**Stored entries:**

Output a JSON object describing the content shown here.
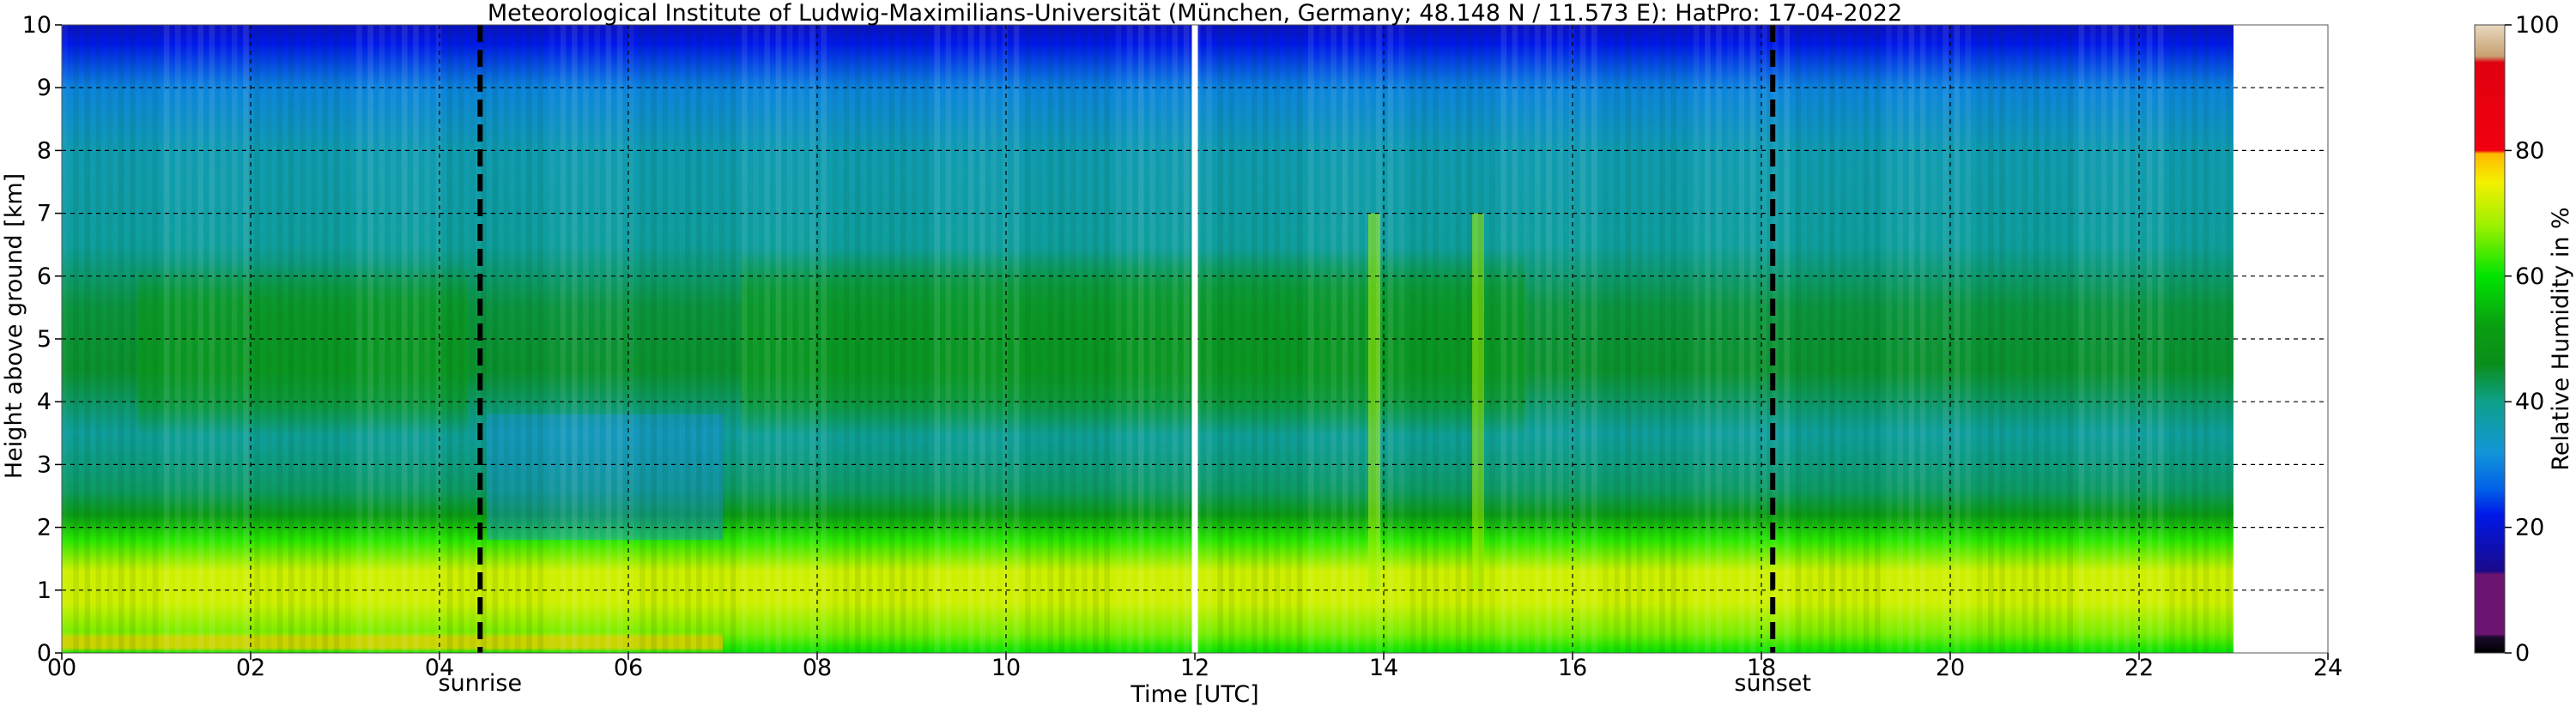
{
  "chart_data": {
    "type": "heatmap",
    "title": "Meteorological Institute of Ludwig-Maximilians-Universität (München, Germany; 48.148 N / 11.573 E):    HatPro: 17-04-2022",
    "xlabel": "Time [UTC]",
    "ylabel": "Height above ground [km]",
    "xlim": [
      0,
      24
    ],
    "ylim": [
      0,
      10
    ],
    "data_time_range": [
      0,
      23
    ],
    "x_ticks": [
      "00",
      "02",
      "04",
      "06",
      "08",
      "10",
      "12",
      "14",
      "16",
      "18",
      "20",
      "22",
      "24"
    ],
    "x_tick_values": [
      0,
      2,
      4,
      6,
      8,
      10,
      12,
      14,
      16,
      18,
      20,
      22,
      24
    ],
    "y_ticks": [
      "0",
      "1",
      "2",
      "3",
      "4",
      "5",
      "6",
      "7",
      "8",
      "9",
      "10"
    ],
    "y_tick_values": [
      0,
      1,
      2,
      3,
      4,
      5,
      6,
      7,
      8,
      9,
      10
    ],
    "grid": true,
    "annotations": [
      {
        "label": "sunrise",
        "time": 4.43,
        "style": "dashed"
      },
      {
        "label": "sunset",
        "time": 18.12,
        "style": "dashed"
      }
    ],
    "current_time_marker": 12.0,
    "colorbar": {
      "label": "Relative Humidity in %",
      "range": [
        0,
        100
      ],
      "ticks": [
        "0",
        "20",
        "40",
        "60",
        "80",
        "100"
      ],
      "tick_values": [
        0,
        20,
        40,
        60,
        80,
        100
      ],
      "stops": [
        {
          "value": 0,
          "color": "#000000"
        },
        {
          "value": 2.5,
          "color": "#1a0a2a"
        },
        {
          "value": 3,
          "color": "#6a1470"
        },
        {
          "value": 12.5,
          "color": "#6a1470"
        },
        {
          "value": 13,
          "color": "#1a0a8a"
        },
        {
          "value": 22,
          "color": "#0018e8"
        },
        {
          "value": 26,
          "color": "#0060e8"
        },
        {
          "value": 32,
          "color": "#1296d8"
        },
        {
          "value": 40,
          "color": "#0ea08a"
        },
        {
          "value": 46,
          "color": "#0a8e1a"
        },
        {
          "value": 52,
          "color": "#0a9e12"
        },
        {
          "value": 60,
          "color": "#00e400"
        },
        {
          "value": 68,
          "color": "#9cf000"
        },
        {
          "value": 75,
          "color": "#f4f000"
        },
        {
          "value": 79.5,
          "color": "#ffb800"
        },
        {
          "value": 80,
          "color": "#f00010"
        },
        {
          "value": 94,
          "color": "#e00010"
        },
        {
          "value": 95,
          "color": "#c8a070"
        },
        {
          "value": 100,
          "color": "#e8d8c0"
        }
      ]
    },
    "humidity_profile": [
      {
        "height": 0.0,
        "rh": 60
      },
      {
        "height": 0.3,
        "rh": 66
      },
      {
        "height": 0.8,
        "rh": 72
      },
      {
        "height": 1.3,
        "rh": 72
      },
      {
        "height": 1.8,
        "rh": 62
      },
      {
        "height": 2.2,
        "rh": 50
      },
      {
        "height": 2.6,
        "rh": 42
      },
      {
        "height": 3.5,
        "rh": 38
      },
      {
        "height": 4.5,
        "rh": 45
      },
      {
        "height": 5.5,
        "rh": 44
      },
      {
        "height": 6.5,
        "rh": 38
      },
      {
        "height": 8.0,
        "rh": 36
      },
      {
        "height": 9.0,
        "rh": 30
      },
      {
        "height": 9.7,
        "rh": 22
      },
      {
        "height": 10.0,
        "rh": 18
      }
    ]
  }
}
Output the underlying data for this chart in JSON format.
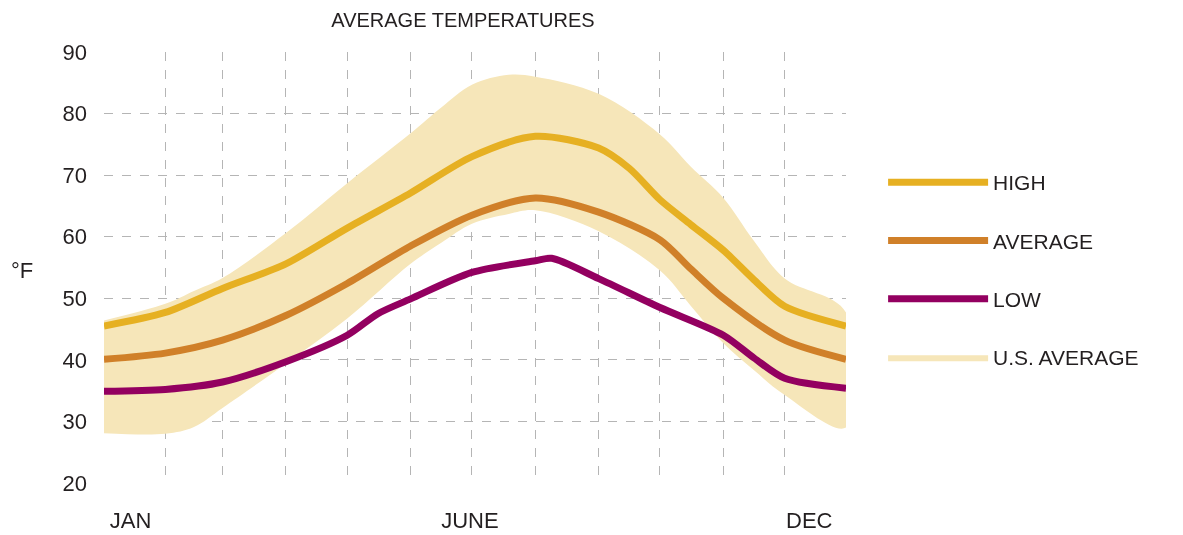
{
  "chart_data": {
    "type": "line",
    "title": "AVERAGE TEMPERATURES",
    "ylabel": "°F",
    "series": [
      {
        "name": "HIGH",
        "color": "#e6b022",
        "x": [
          "--01-02",
          "--02-01",
          "--03-01",
          "--04-01",
          "--05-01",
          "--06-01",
          "--07-01",
          "--08-01",
          "--09-01",
          "--09-16",
          "--10-01",
          "--10-16",
          "--11-01",
          "--11-16",
          "--12-01",
          "--12-31"
        ],
        "values": [
          45.5,
          47.7,
          51.6,
          55.6,
          61.4,
          67.1,
          73,
          76.3,
          74.4,
          71.1,
          66,
          62,
          57.8,
          53,
          48.7,
          45.5
        ]
      },
      {
        "name": "AVERAGE",
        "color": "#d08029",
        "x": [
          "--01-02",
          "--02-01",
          "--03-01",
          "--04-01",
          "--05-01",
          "--06-01",
          "--07-01",
          "--08-01",
          "--09-01",
          "--10-01",
          "--10-16",
          "--11-01",
          "--12-01",
          "--12-31"
        ],
        "values": [
          40.1,
          41.1,
          43.2,
          47.2,
          52.4,
          58.5,
          63.5,
          66.3,
          64,
          59.5,
          54.8,
          50,
          43.2,
          40.1
        ]
      },
      {
        "name": "LOW",
        "color": "#930060",
        "x": [
          "--01-02",
          "--02-01",
          "--03-01",
          "--04-01",
          "--05-01",
          "--05-16",
          "--06-01",
          "--07-01",
          "--08-01",
          "--08-09",
          "--09-01",
          "--10-01",
          "--11-01",
          "--11-16",
          "--12-01",
          "--12-31"
        ],
        "values": [
          34.9,
          35.2,
          36.4,
          39.7,
          44,
          47.5,
          49.9,
          54.2,
          56.1,
          56.5,
          53.2,
          48.5,
          44,
          40.3,
          37,
          35.4
        ]
      },
      {
        "name": "U.S. AVERAGE",
        "type": "area",
        "color": "#f6e6b9",
        "x": [
          "--01-02",
          "--02-01",
          "--02-15",
          "--03-01",
          "--04-01",
          "--05-01",
          "--06-01",
          "--06-16",
          "--07-01",
          "--07-19",
          "--08-01",
          "--09-01",
          "--10-01",
          "--10-16",
          "--11-01",
          "--11-16",
          "--12-01",
          "--12-31"
        ],
        "values": [
          null,
          null,
          null,
          null,
          null,
          null,
          null,
          null,
          null,
          null,
          null,
          null,
          null,
          null,
          null,
          null,
          null,
          null
        ],
        "upper": [
          46.4,
          49.1,
          51.2,
          53.3,
          60.6,
          68.7,
          76.8,
          81,
          84.7,
          86.3,
          86,
          83.2,
          76.6,
          71.4,
          66.3,
          59.3,
          53.2,
          47.7
        ],
        "lower": [
          28.1,
          28,
          29.1,
          32.2,
          39.4,
          46.7,
          55.6,
          59,
          62.1,
          63.7,
          64.3,
          60.9,
          54.5,
          48.8,
          42.7,
          38.3,
          34.3,
          29
        ]
      }
    ],
    "xlim": [
      "--01-02",
      "--12-31"
    ],
    "xticks": [
      {
        "value": "--01-15",
        "label": "JAN"
      },
      {
        "value": "--02-01",
        "label": null
      },
      {
        "value": "--03-01",
        "label": null
      },
      {
        "value": "--04-01",
        "label": null
      },
      {
        "value": "--05-01",
        "label": null
      },
      {
        "value": "--06-01",
        "label": null
      },
      {
        "value": "--06-30",
        "label": "JUNE"
      },
      {
        "value": "--07-01",
        "label": null
      },
      {
        "value": "--08-01",
        "label": null
      },
      {
        "value": "--09-01",
        "label": null
      },
      {
        "value": "--10-01",
        "label": null
      },
      {
        "value": "--11-01",
        "label": null
      },
      {
        "value": "--12-01",
        "label": null
      },
      {
        "value": "--12-13",
        "label": "DEC"
      }
    ],
    "ylim": [
      20,
      90
    ],
    "yticks": [
      20,
      30,
      40,
      50,
      60,
      70,
      80,
      90
    ],
    "grid": true,
    "legend": "right"
  }
}
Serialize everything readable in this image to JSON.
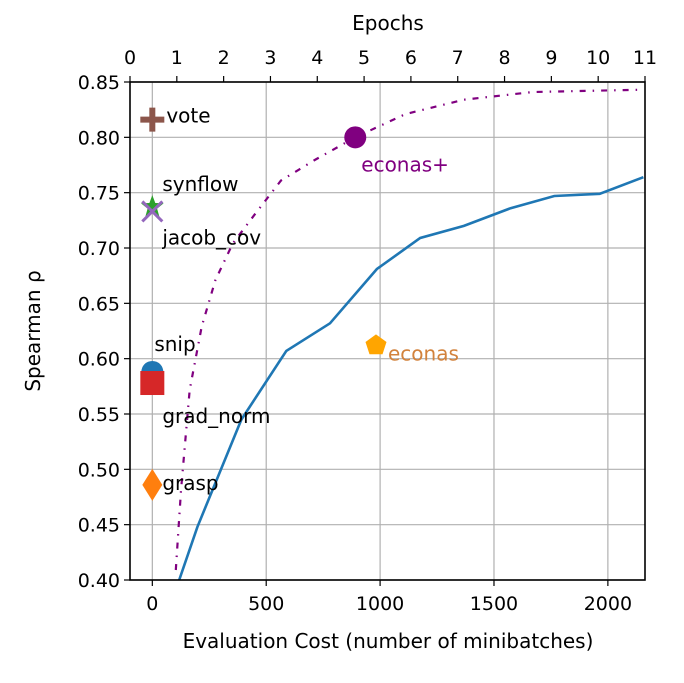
{
  "chart_data": {
    "type": "line",
    "xlabel": "Evaluation Cost (number of minibatches)",
    "ylabel": "Spearman ρ",
    "top_xlabel": "Epochs",
    "xlim": [
      -98,
      2163
    ],
    "ylim": [
      0.4,
      0.85
    ],
    "top_xlim": [
      0,
      11
    ],
    "grid": true,
    "xticks": [
      0,
      500,
      1000,
      1500,
      2000
    ],
    "yticks": [
      "0.40",
      "0.45",
      "0.50",
      "0.55",
      "0.60",
      "0.65",
      "0.70",
      "0.75",
      "0.80",
      "0.85"
    ],
    "top_xticks": [
      0,
      1,
      2,
      3,
      4,
      5,
      6,
      7,
      8,
      9,
      10,
      11
    ],
    "series": [
      {
        "style": "solid",
        "color": "#1f77b4",
        "x": [
          118,
          198,
          391,
          588,
          780,
          986,
          1176,
          1368,
          1573,
          1765,
          1964,
          2156
        ],
        "y": [
          0.4,
          0.448,
          0.545,
          0.607,
          0.632,
          0.681,
          0.709,
          0.72,
          0.736,
          0.747,
          0.749,
          0.764
        ]
      },
      {
        "style": "dash-dot",
        "color": "#800080",
        "x": [
          103,
          126,
          164,
          217,
          277,
          353,
          452,
          565,
          717,
          891,
          1111,
          1368,
          1671,
          2156
        ],
        "y": [
          0.409,
          0.481,
          0.572,
          0.629,
          0.671,
          0.704,
          0.731,
          0.761,
          0.78,
          0.8,
          0.821,
          0.834,
          0.841,
          0.843
        ]
      }
    ],
    "points": [
      {
        "label": "vote",
        "x": 0,
        "y": 0.816,
        "marker": "plus",
        "color": "#8c564b",
        "label_color": "#000000"
      },
      {
        "label": "synflow",
        "x": 0,
        "y": 0.737,
        "marker": "star",
        "color": "#2ca02c",
        "label_color": "#000000"
      },
      {
        "label": "jacob_cov",
        "x": 0,
        "y": 0.733,
        "marker": "x",
        "color": "#9467bd",
        "label_color": "#000000"
      },
      {
        "label": "snip",
        "x": 0,
        "y": 0.588,
        "marker": "circle",
        "color": "#1f77b4",
        "label_color": "#000000"
      },
      {
        "label": "grad_norm",
        "x": 0,
        "y": 0.578,
        "marker": "square",
        "color": "#d62728",
        "label_color": "#000000"
      },
      {
        "label": "grasp",
        "x": 0,
        "y": 0.486,
        "marker": "diamond",
        "color": "#ff7f0e",
        "label_color": "#000000"
      },
      {
        "label": "econas",
        "x": 982,
        "y": 0.612,
        "marker": "pentagon",
        "color": "#ffa500",
        "label_color": "#d2823c"
      },
      {
        "label": "econas+",
        "x": 891,
        "y": 0.8,
        "marker": "circle",
        "color": "#800080",
        "label_color": "#800080"
      }
    ]
  }
}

**REQUIRED TASK:** Scan the material line by line and report each one that contains "name".

**WRITTEN ANSWER:**
        "name": "HIGH",
        "name": "AVERAGE",
        "name": "LOW",
        "name": "U.S. AVERAGE",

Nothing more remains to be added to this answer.